**DIRECTIVE 1**
In the passage on constitutional rights and policing, who is required by law to be present when young offenders are dealt with?
**DIRECTIVE 2**
Write the next part of the passage on constitutional rights and policing, picking up right after its final sentence.

··· EXTRACT

That is why the bill of rights in our constitution, by virtue of it being a negative document, is never to be read as the government giving us freedoms. It is not! It is the people, through the constitution-making process, giving the government a set of enumerated powers, we all agree to as limitation to our inalienable rights and freedoms. It is upon those limitations, and only on those limitations, can the government act on limiting it.
There was no reason on earth, why the police themselves didn’t make the arrest, if there was reasonable cause to suspect an offence was committed. When it comes to young offenders, policing takes on a different shade altogether. Parents or guardians are required by law to be present.
The safeguards of Section 13 of the Constitution must be applied, if he was indeed, lawfully arrested. The Social Welfare Director becomes involved in certain cases as guardian ad litem. These are matters that these macho men know no ounce about in effecting their own brand of arrest. That is why there is a specific Juvenile Bureau in the Police Force, they know of procedure and of how to deal with them. The Police was better equipped to deal with the issue and for want of reason, how they were not involved in the investigation baffles me.

······
··· GIVEN RECORDS

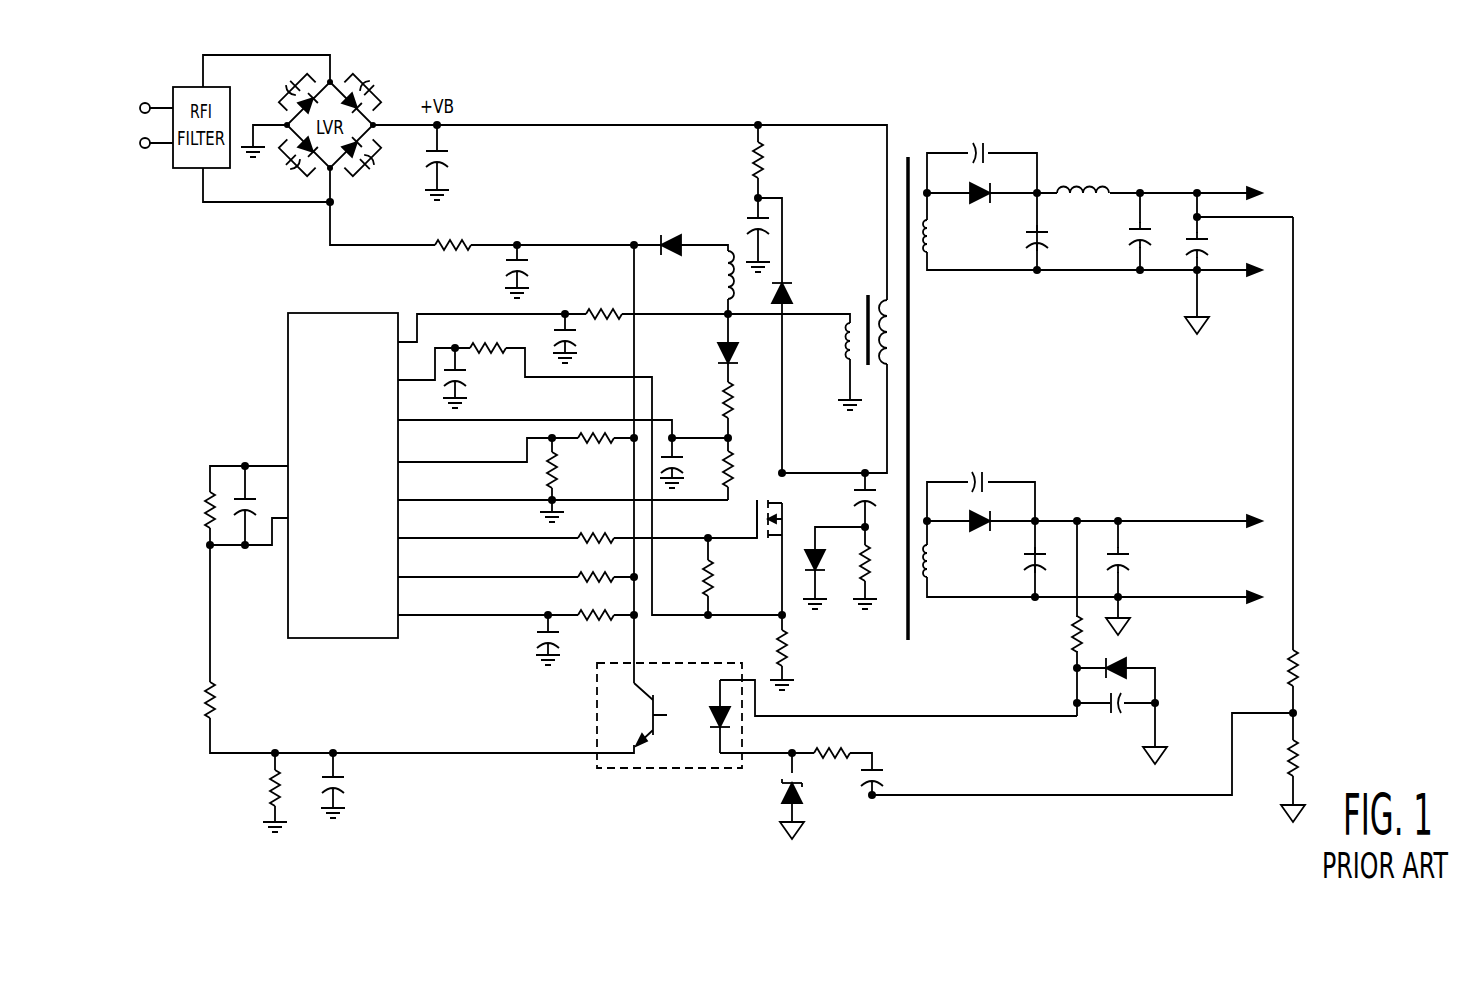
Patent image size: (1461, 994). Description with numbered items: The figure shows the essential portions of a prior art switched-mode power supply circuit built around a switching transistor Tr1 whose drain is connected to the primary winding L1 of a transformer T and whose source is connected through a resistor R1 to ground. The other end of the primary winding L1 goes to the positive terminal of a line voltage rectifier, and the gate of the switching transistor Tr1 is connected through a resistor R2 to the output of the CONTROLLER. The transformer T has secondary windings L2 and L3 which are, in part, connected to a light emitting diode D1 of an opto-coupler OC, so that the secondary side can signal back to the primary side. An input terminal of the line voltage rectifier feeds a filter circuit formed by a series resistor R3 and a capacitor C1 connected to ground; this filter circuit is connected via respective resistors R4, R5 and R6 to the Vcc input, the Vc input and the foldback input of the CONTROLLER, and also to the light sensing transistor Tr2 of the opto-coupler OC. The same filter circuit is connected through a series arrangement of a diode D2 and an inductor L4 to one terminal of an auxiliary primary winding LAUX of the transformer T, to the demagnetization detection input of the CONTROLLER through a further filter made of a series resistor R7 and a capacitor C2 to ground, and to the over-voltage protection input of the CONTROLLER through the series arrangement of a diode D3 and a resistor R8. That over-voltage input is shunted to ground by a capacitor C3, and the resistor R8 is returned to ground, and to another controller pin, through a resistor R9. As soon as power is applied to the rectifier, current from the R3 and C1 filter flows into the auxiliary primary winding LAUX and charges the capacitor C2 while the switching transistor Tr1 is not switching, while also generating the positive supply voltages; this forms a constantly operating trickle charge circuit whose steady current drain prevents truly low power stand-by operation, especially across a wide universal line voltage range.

The transformer T is at (911, 145).
The primary winding L1 is at (898, 326).
The secondary winding L2 is at (932, 230).
The secondary winding L3 is at (932, 558).
The inductor L4 is at (720, 282).
The auxiliary primary winding LAUX is at (850, 350).
The switching transistor Tr1 is at (777, 512).
The light sensing transistor Tr2 is at (653, 728).
The light emitting diode D1 is at (710, 711).
The diode D2 is at (678, 232).
The diode D3 is at (736, 357).
The resistor R1 is at (792, 640).
The resistor R2 is at (595, 548).
The series resistor R3 is at (446, 254).
The resistor R4 is at (599, 623).
The resistor R5 is at (595, 587).
The resistor R6 is at (590, 452).
The series resistor R7 is at (592, 308).
The resistor R8 is at (736, 409).
The resistor R9 is at (736, 463).
The capacitor C1 is at (530, 270).
The capacitor C2 is at (578, 342).
The capacitor C3 is at (690, 464).
The opto-coupler OC is at (680, 698).
The Controller CONTROLLER is at (330, 639).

······

**RIGHT ANSWER 1**
Parents or guardians.

**RIGHT ANSWER 2**
Now to the Constitutional powers of the Commander of the Republic of Fiji Military Forces (RFMF) having overall security of the nation responsibility and the rest of it. Yes, I have read Section 129 and 131 of the Constitution, dealing with the powers of the COMPOL and Commander RFMF (CRMF) respectively. No, I don’t agree with the drafted press release on the application of Section 131 – CRFMF powers.
The press release appears to suggest that for a single suspected breach of the law by a young offender (and only suspected), the power of the Commander had to be activated, as if the thousands of police officers, were incompetent to handle it. To ensure that security, defence and well-being of Fiji and all Fijians is by construction, a law designed to give the Commander the power to ensure that at no time or hour, borders, zones or homes are endangered by external elements and or invading forces.
The section doesn’t mean what the press release drafters think it meant. The section is a protection law designed against external invasion, to say it in modern warfare terms. Internal domestic policing of crimes or any other law where the result of which is, an interrogative process designed to go to the courts, is governed by the Police Act 1965 and the CPA 2009 and that is squarely, the police’s responsibility. The law is never designed to bring confusion. COMPOL is policing. CRFMF is defence of nation. This applies to their respective employs. The law always maintain connection to common sense to remain humane and it is hoped, we have all come down to that common understanding on the application of Section 129 and 131 of the two most important roles of COMPOL and CRFMF.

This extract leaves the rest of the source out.